PROBLEM TO SOLVE
The records below are to be copied word for word, with every picture left out.

RECORDS PROVIDED
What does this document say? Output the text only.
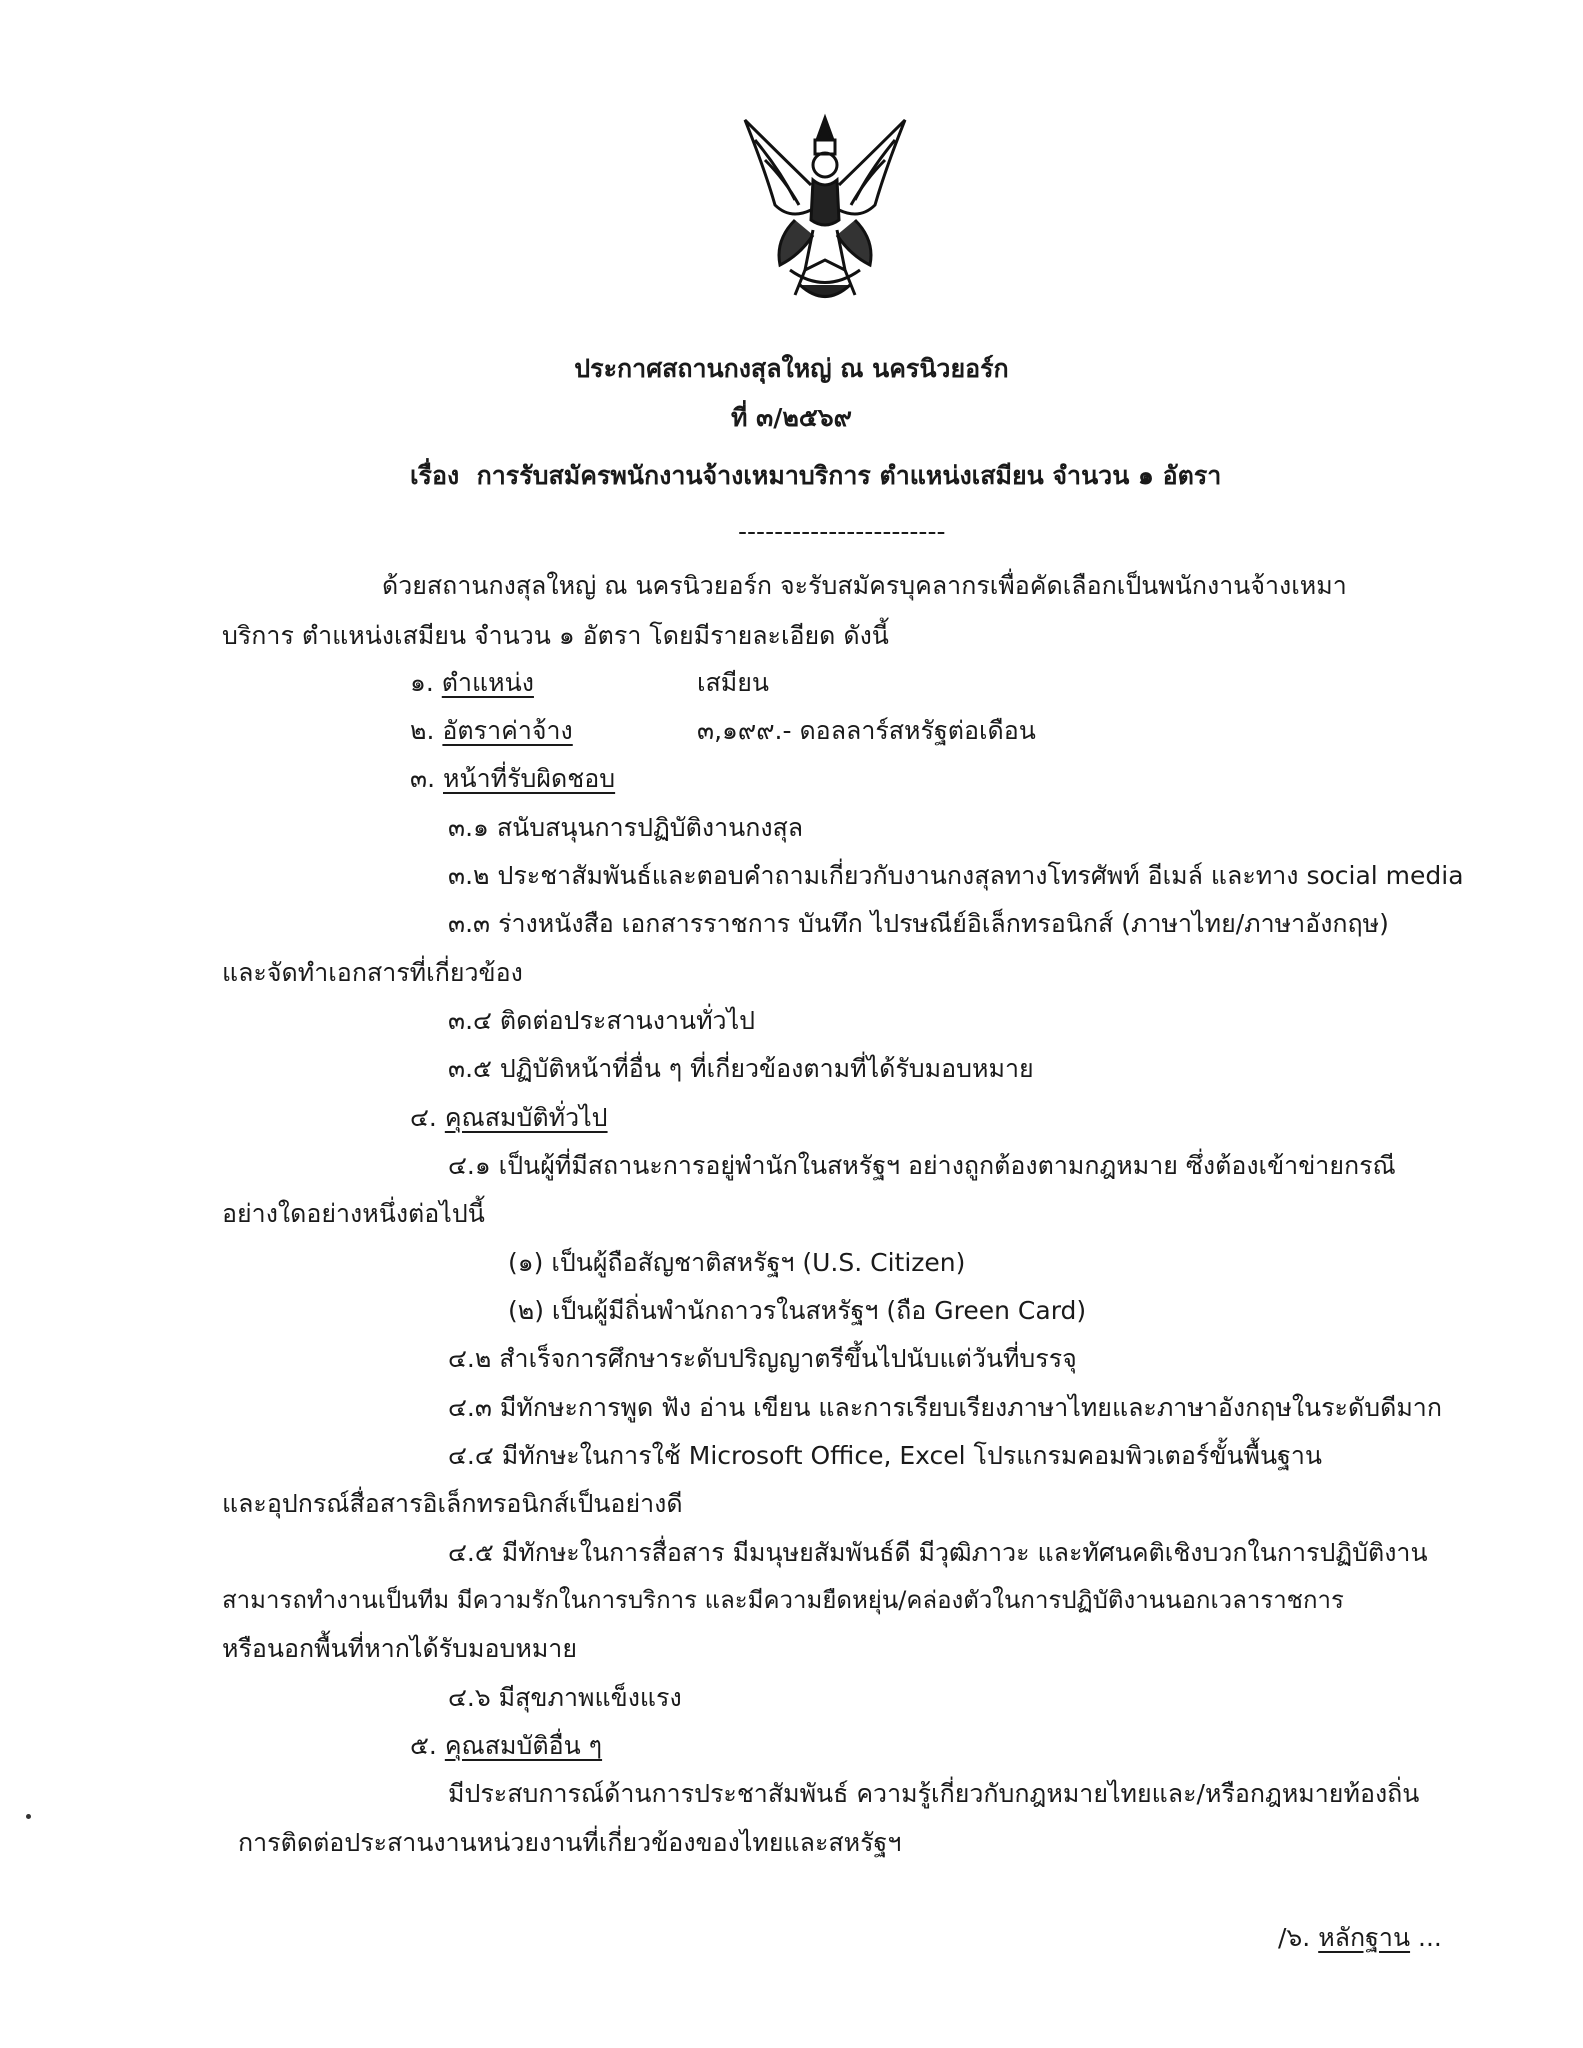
ประกาศสถานกงสุลใหญ่ ณ นครนิวยอร์ก
ที่ ๓/๒๕๖๙
เรื่อง การรับสมัครพนักงานจ้างเหมาบริการ ตำแหน่งเสมียน จำนวน ๑ อัตรา
-----------------------
ด้วยสถานกงสุลใหญ่ ณ นครนิวยอร์ก จะรับสมัครบุคลากรเพื่อคัดเลือกเป็นพนักงานจ้างเหมา
บริการ ตำแหน่งเสมียน จำนวน ๑ อัตรา โดยมีรายละเอียด ดังนี้
๑. ตำแหน่ง	เสมียน
๒. อัตราค่าจ้าง	๓,๑๙๙.- ดอลลาร์สหรัฐต่อเดือน
๓. หน้าที่รับผิดชอบ
๓.๑ สนับสนุนการปฏิบัติงานกงสุล
๓.๒ ประชาสัมพันธ์และตอบคำถามเกี่ยวกับงานกงสุลทางโทรศัพท์ อีเมล์ และทาง social media
๓.๓ ร่างหนังสือ เอกสารราชการ บันทึก ไปรษณีย์อิเล็กทรอนิกส์ (ภาษาไทย/ภาษาอังกฤษ)
และจัดทำเอกสารที่เกี่ยวข้อง
๓.๔ ติดต่อประสานงานทั่วไป
๓.๕ ปฏิบัติหน้าที่อื่น ๆ ที่เกี่ยวข้องตามที่ได้รับมอบหมาย
๔. คุณสมบัติทั่วไป
๔.๑ เป็นผู้ที่มีสถานะการอยู่พำนักในสหรัฐฯ อย่างถูกต้องตามกฎหมาย ซึ่งต้องเข้าข่ายกรณี
อย่างใดอย่างหนึ่งต่อไปนี้
(๑) เป็นผู้ถือสัญชาติสหรัฐฯ (U.S. Citizen)
(๒) เป็นผู้มีถิ่นพำนักถาวรในสหรัฐฯ (ถือ Green Card)
๔.๒ สำเร็จการศึกษาระดับปริญญาตรีขึ้นไปนับแต่วันที่บรรจุ
๔.๓ มีทักษะการพูด ฟัง อ่าน เขียน และการเรียบเรียงภาษาไทยและภาษาอังกฤษในระดับดีมาก
๔.๔ มีทักษะในการใช้ Microsoft Office, Excel โปรแกรมคอมพิวเตอร์ขั้นพื้นฐาน
และอุปกรณ์สื่อสารอิเล็กทรอนิกส์เป็นอย่างดี
๔.๕ มีทักษะในการสื่อสาร มีมนุษยสัมพันธ์ดี มีวุฒิภาวะ และทัศนคติเชิงบวกในการปฏิบัติงาน
สามารถทำงานเป็นทีม มีความรักในการบริการ และมีความยืดหยุ่น/คล่องตัวในการปฏิบัติงานนอกเวลาราชการ
หรือนอกพื้นที่หากได้รับมอบหมาย
๔.๖ มีสุขภาพแข็งแรง
๕. คุณสมบัติอื่น ๆ
มีประสบการณ์ด้านการประชาสัมพันธ์ ความรู้เกี่ยวกับกฎหมายไทยและ/หรือกฎหมายท้องถิ่น
การติดต่อประสานงานหน่วยงานที่เกี่ยวข้องของไทยและสหรัฐฯ
/๖. หลักฐาน ...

SOLVED PROBLEM
What does this document say? Output the text only.
ประกาศสถานกงสุลใหญ่ ณ นครนิวยอร์ก
ที่ ๓/๒๕๖๙
เรื่อง การรับสมัครพนักงานจ้างเหมาบริการ ตำแหน่งเสมียน จำนวน ๑ อัตรา
-----------------------
ด้วยสถานกงสุลใหญ่ ณ นครนิวยอร์ก จะรับสมัครบุคลากรเพื่อคัดเลือกเป็นพนักงานจ้างเหมา
บริการ ตำแหน่งเสมียน จำนวน ๑ อัตรา โดยมีรายละเอียด ดังนี้
๑. ตำแหน่ง	เสมียน
๒. อัตราค่าจ้าง	๓,๑๙๙.- ดอลลาร์สหรัฐต่อเดือน
๓. หน้าที่รับผิดชอบ
๓.๑ สนับสนุนการปฏิบัติงานกงสุล
๓.๒ ประชาสัมพันธ์และตอบคำถามเกี่ยวกับงานกงสุลทางโทรศัพท์ อีเมล์ และทาง social media
๓.๓ ร่างหนังสือ เอกสารราชการ บันทึก ไปรษณีย์อิเล็กทรอนิกส์ (ภาษาไทย/ภาษาอังกฤษ)
และจัดทำเอกสารที่เกี่ยวข้อง
๓.๔ ติดต่อประสานงานทั่วไป
๓.๕ ปฏิบัติหน้าที่อื่น ๆ ที่เกี่ยวข้องตามที่ได้รับมอบหมาย
๔. คุณสมบัติทั่วไป
๔.๑ เป็นผู้ที่มีสถานะการอยู่พำนักในสหรัฐฯ อย่างถูกต้องตามกฎหมาย ซึ่งต้องเข้าข่ายกรณี
อย่างใดอย่างหนึ่งต่อไปนี้
(๑) เป็นผู้ถือสัญชาติสหรัฐฯ (U.S. Citizen)
(๒) เป็นผู้มีถิ่นพำนักถาวรในสหรัฐฯ (ถือ Green Card)
๔.๒ สำเร็จการศึกษาระดับปริญญาตรีขึ้นไปนับแต่วันที่บรรจุ
๔.๓ มีทักษะการพูด ฟัง อ่าน เขียน และการเรียบเรียงภาษาไทยและภาษาอังกฤษในระดับดีมาก
๔.๔ มีทักษะในการใช้ Microsoft Office, Excel โปรแกรมคอมพิวเตอร์ขั้นพื้นฐาน
และอุปกรณ์สื่อสารอิเล็กทรอนิกส์เป็นอย่างดี
๔.๕ มีทักษะในการสื่อสาร มีมนุษยสัมพันธ์ดี มีวุฒิภาวะ และทัศนคติเชิงบวกในการปฏิบัติงาน
สามารถทำงานเป็นทีม มีความรักในการบริการ และมีความยืดหยุ่น/คล่องตัวในการปฏิบัติงานนอกเวลาราชการ
หรือนอกพื้นที่หากได้รับมอบหมาย
๔.๖ มีสุขภาพแข็งแรง
๕. คุณสมบัติอื่น ๆ
มีประสบการณ์ด้านการประชาสัมพันธ์ ความรู้เกี่ยวกับกฎหมายไทยและ/หรือกฎหมายท้องถิ่น
การติดต่อประสานงานหน่วยงานที่เกี่ยวข้องของไทยและสหรัฐฯ
/๖. หลักฐาน ...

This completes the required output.